## EXERCISE DIRECTIONS
Look through the records below and collect all lines that hold the string "기초이익잉여금".

## MATERIAL
>>>

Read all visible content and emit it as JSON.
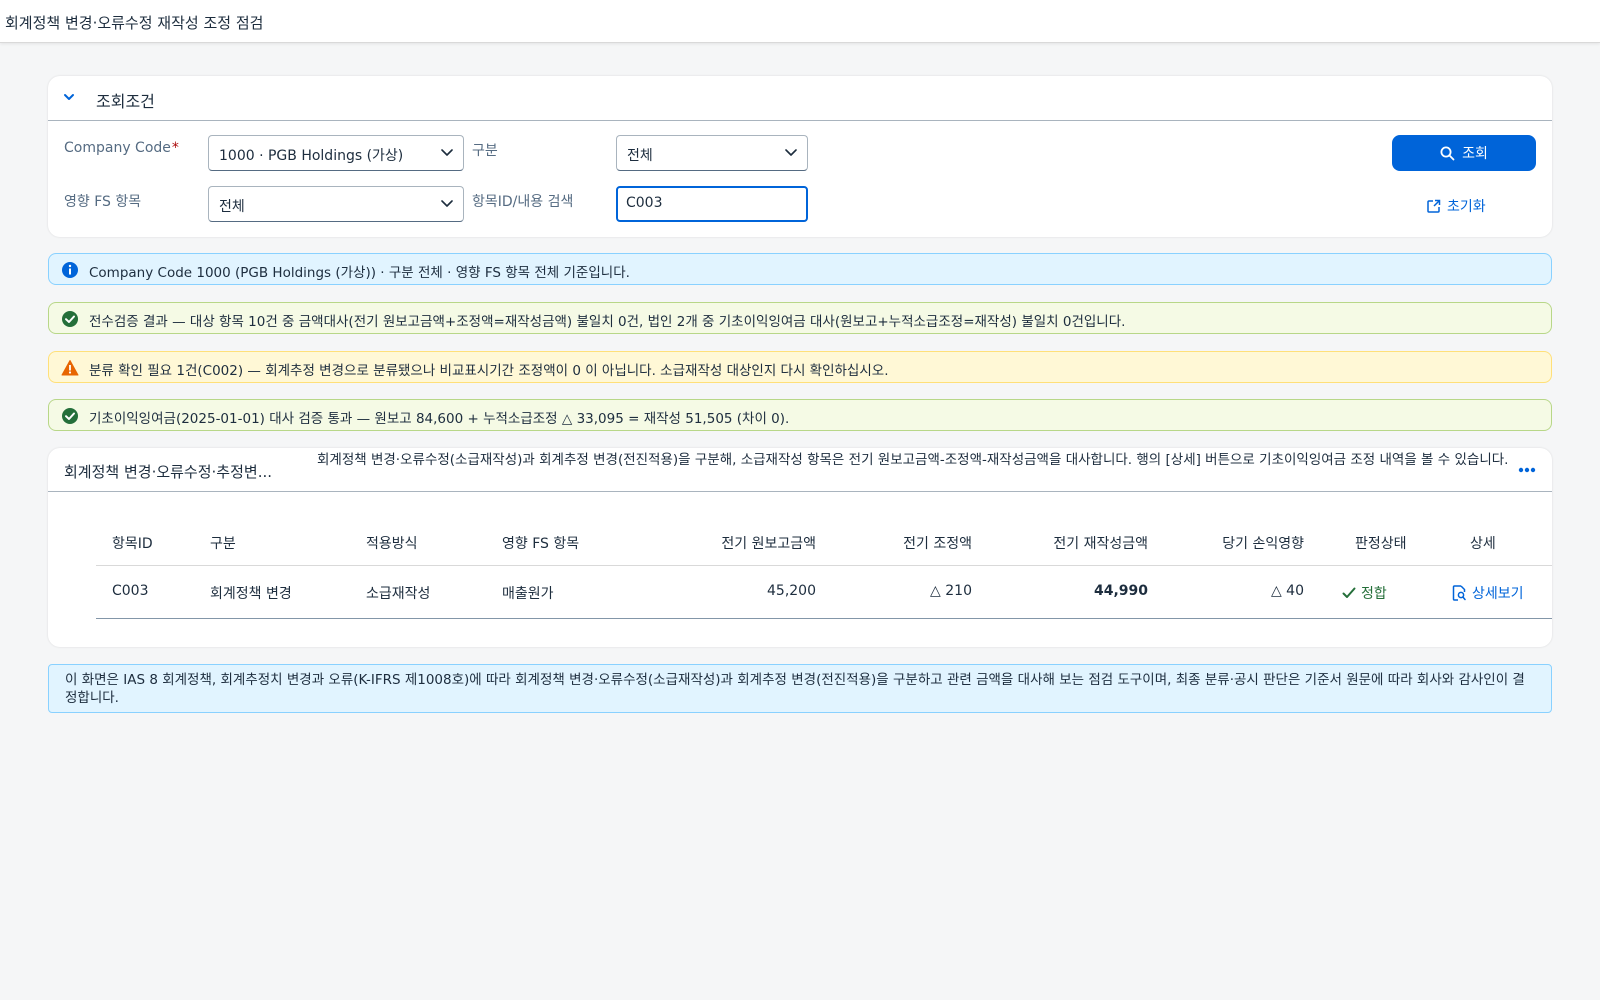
{
  "app": {
    "title": "회계정책 변경·오류수정 재작성 조정 점검"
  },
  "filter": {
    "header": "조회조건",
    "company_code_label": "Company Code",
    "company_code_required": "*",
    "company_code_value": "1000 · PGB Holdings (가상)",
    "category_label": "구분",
    "category_value": "전체",
    "fs_item_label": "영향 FS 항목",
    "fs_item_value": "전체",
    "search_label": "항목ID/내용 검색",
    "search_value": "C003",
    "search_button": "조회",
    "reset_button": "초기화"
  },
  "messages": [
    {
      "type": "info",
      "icon": "info-icon",
      "text": "Company Code 1000 (PGB Holdings (가상)) · 구분 전체 · 영향 FS 항목 전체 기준입니다."
    },
    {
      "type": "success",
      "icon": "success-icon",
      "text": "전수검증 결과 — 대상 항목 10건 중 금액대사(전기 원보고금액+조정액=재작성금액) 불일치 0건, 법인 2개 중 기초이익잉여금 대사(원보고+누적소급조정=재작성) 불일치 0건입니다."
    },
    {
      "type": "warning",
      "icon": "warning-icon",
      "text": "분류 확인 필요 1건(C002) — 회계추정 변경으로 분류됐으나 비교표시기간 조정액이 0 이 아닙니다. 소급재작성 대상인지 다시 확인하십시오."
    },
    {
      "type": "success",
      "icon": "success-icon",
      "text": "기초이익잉여금(2025-01-01) 대사 검증 통과 — 원보고 84,600 + 누적소급조정 △ 33,095 = 재작성 51,505 (차이 0)."
    }
  ],
  "table": {
    "title": "회계정책 변경·오류수정·추정변...",
    "description": "회계정책 변경·오류수정(소급재작성)과 회계추정 변경(전진적용)을 구분해, 소급재작성 항목은 전기 원보고금액-조정액-재작성금액을 대사합니다. 행의 [상세] 버튼으로 기초이익잉여금 조정 내역을 볼 수 있습니다.",
    "columns": [
      "항목ID",
      "구분",
      "적용방식",
      "영향 FS 항목",
      "전기 원보고금액",
      "전기 조정액",
      "전기 재작성금액",
      "당기 손익영향",
      "판정상태",
      "상세"
    ],
    "rows": [
      {
        "id": "C003",
        "category": "회계정책 변경",
        "method": "소급재작성",
        "fs_item": "매출원가",
        "original": "45,200",
        "adjustment": "△ 210",
        "restated": "44,990",
        "pl_impact": "△ 40",
        "status": "정합",
        "detail": "상세보기"
      }
    ]
  },
  "note": {
    "text": "이 화면은 IAS 8 회계정책, 회계추정치 변경과 오류(K-IFRS 제1008호)에 따라 회계정책 변경·오류수정(소급재작성)과 회계추정 변경(전진적용)을 구분하고 관련 금액을 대사해 보는 점검 도구이며, 최종 분류·공시 판단은 기준서 원문에 따라 회사와 감사인이 결정합니다."
  },
  "colors": {
    "accent": "#0064d9",
    "success": "#256f3a",
    "warning": "#e76500",
    "info_bg": "#e1f4ff",
    "success_bg": "#f5fae5",
    "warning_bg": "#fff8d6"
  }
}
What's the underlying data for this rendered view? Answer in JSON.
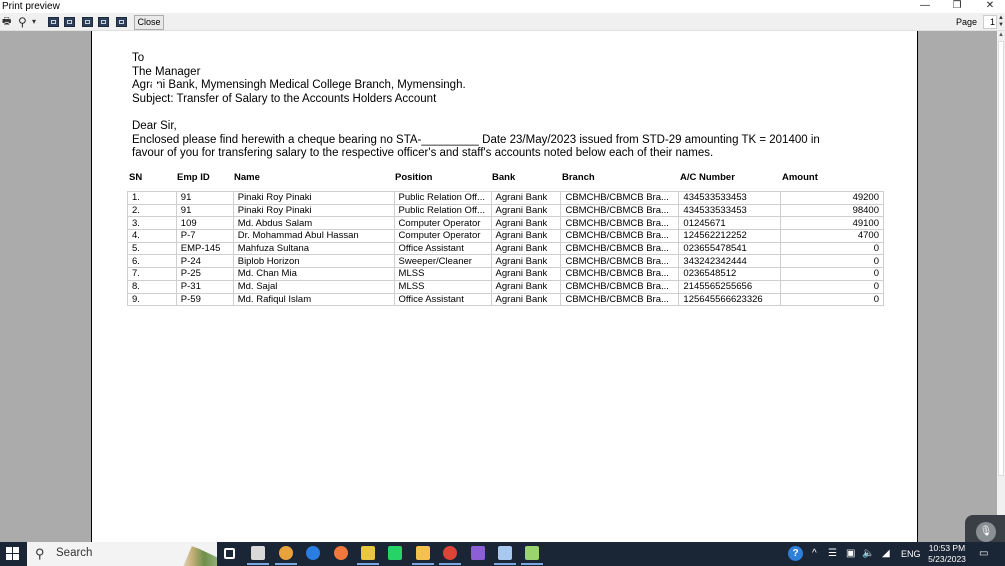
{
  "window": {
    "title": "Print preview",
    "controls": {
      "minimize": "—",
      "restore": "❐",
      "close": "✕"
    }
  },
  "toolbar": {
    "print_icon": "🖶",
    "zoom_icon": "⚲",
    "zoom_dropdown": "▾",
    "layout_buttons": [
      "one-page",
      "two-pages",
      "three-pages",
      "four-pages",
      "six-pages"
    ],
    "close_label": "Close",
    "page_label": "Page",
    "page_value": "1",
    "spin_up": "▲",
    "spin_down": "▼"
  },
  "letter": {
    "to": "To",
    "recipient": "The Manager",
    "bank_line": "Agrani Bank, Mymensingh Medical College Branch, Mymensingh.",
    "subject": "Subject: Transfer of Salary to the Accounts Holders Account",
    "salutation": "Dear Sir,",
    "body_line1": "Enclosed please find herewith a cheque bearing no STA-_________ Date 23/May/2023 issued from STD-29 amounting TK = 201400 in",
    "body_line2": "favour of you for transfering salary to the respective officer's and staff's accounts noted below each of their names."
  },
  "table": {
    "headers": {
      "sn": "SN",
      "emp_id": "Emp ID",
      "name": "Name",
      "position": "Position",
      "bank": "Bank",
      "branch": "Branch",
      "ac_number": "A/C Number",
      "amount": "Amount"
    },
    "rows": [
      {
        "sn": "1.",
        "emp_id": "91",
        "name": "Pinaki Roy Pinaki",
        "position": "Public Relation Off...",
        "bank": "Agrani Bank",
        "branch": "CBMCHB/CBMCB Bra...",
        "ac_number": "434533533453",
        "amount": "49200"
      },
      {
        "sn": "2.",
        "emp_id": "91",
        "name": "Pinaki Roy Pinaki",
        "position": "Public Relation Off...",
        "bank": "Agrani Bank",
        "branch": "CBMCHB/CBMCB Bra...",
        "ac_number": "434533533453",
        "amount": "98400"
      },
      {
        "sn": "3.",
        "emp_id": "109",
        "name": "Md. Abdus Salam",
        "position": "Computer Operator",
        "bank": "Agrani Bank",
        "branch": "CBMCHB/CBMCB Bra...",
        "ac_number": "01245671",
        "amount": "49100"
      },
      {
        "sn": "4.",
        "emp_id": "P-7",
        "name": "Dr. Mohammad Abul Hassan",
        "position": "Computer Operator",
        "bank": "Agrani Bank",
        "branch": "CBMCHB/CBMCB Bra...",
        "ac_number": "124562212252",
        "amount": "4700"
      },
      {
        "sn": "5.",
        "emp_id": "EMP-145",
        "name": "Mahfuza Sultana",
        "position": "Office Assistant",
        "bank": "Agrani Bank",
        "branch": "CBMCHB/CBMCB Bra...",
        "ac_number": "023655478541",
        "amount": "0"
      },
      {
        "sn": "6.",
        "emp_id": "P-24",
        "name": "Biplob Horizon",
        "position": "Sweeper/Cleaner",
        "bank": "Agrani Bank",
        "branch": "CBMCHB/CBMCB Bra...",
        "ac_number": "343242342444",
        "amount": "0"
      },
      {
        "sn": "7.",
        "emp_id": "P-25",
        "name": "Md. Chan Mia",
        "position": "MLSS",
        "bank": "Agrani Bank",
        "branch": "CBMCHB/CBMCB Bra...",
        "ac_number": "0236548512",
        "amount": "0"
      },
      {
        "sn": "8.",
        "emp_id": "P-31",
        "name": "Md. Sajal",
        "position": "MLSS",
        "bank": "Agrani Bank",
        "branch": "CBMCHB/CBMCB Bra...",
        "ac_number": "2145565255656",
        "amount": "0"
      },
      {
        "sn": "9.",
        "emp_id": "P-59",
        "name": "Md. Rafiqul Islam",
        "position": "Office Assistant",
        "bank": "Agrani Bank",
        "branch": "CBMCHB/CBMCB Bra...",
        "ac_number": "125645566623326",
        "amount": "0"
      }
    ]
  },
  "taskbar": {
    "search_placeholder": "Search",
    "apps": [
      {
        "name": "task-view",
        "color": "#ffffff"
      },
      {
        "name": "notepad-app",
        "color": "#d9d9d9"
      },
      {
        "name": "chrome-app",
        "color": "#e8a33d"
      },
      {
        "name": "messenger-app",
        "color": "#2a7de1"
      },
      {
        "name": "browser-app",
        "color": "#f0783c"
      },
      {
        "name": "sticky-app",
        "color": "#e8c840"
      },
      {
        "name": "whatsapp-app",
        "color": "#25d366"
      },
      {
        "name": "file-explorer-app",
        "color": "#f2c14e"
      },
      {
        "name": "chrome-profile-app",
        "color": "#db4437"
      },
      {
        "name": "visual-studio-app",
        "color": "#8c5fd6"
      },
      {
        "name": "docs-app",
        "color": "#a9c8f0"
      },
      {
        "name": "store-app",
        "color": "#9ad46e"
      }
    ],
    "tray": {
      "help_icon": "?",
      "chevron": "^",
      "language": "ENG",
      "time": "10:53 PM",
      "date": "5/23/2023"
    }
  },
  "overlay": {
    "mic_icon": "🎙"
  }
}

<<<

## SOLUTION FOR THIS TASK
      "text": "전수검증 결과 — 대상 항목 10건 중 금액대사(전기 원보고금액+조정액=재작성금액) 불일치 0건, 법인 2개 중 기초이익잉여금 대사(원보고+누적소급조정=재작성) 불일치 0건입니다."
      "text": "기초이익잉여금(2025-01-01) 대사 검증 통과 — 원보고 84,600 + 누적소급조정 △ 33,095 = 재작성 51,505 (차이 0)."
    "description": "회계정책 변경·오류수정(소급재작성)과 회계추정 변경(전진적용)을 구분해, 소급재작성 항목은 전기 원보고금액-조정액-재작성금액을 대사합니다. 행의 [상세] 버튼으로 기초이익잉여금 조정 내역을 볼 수 있습니다.",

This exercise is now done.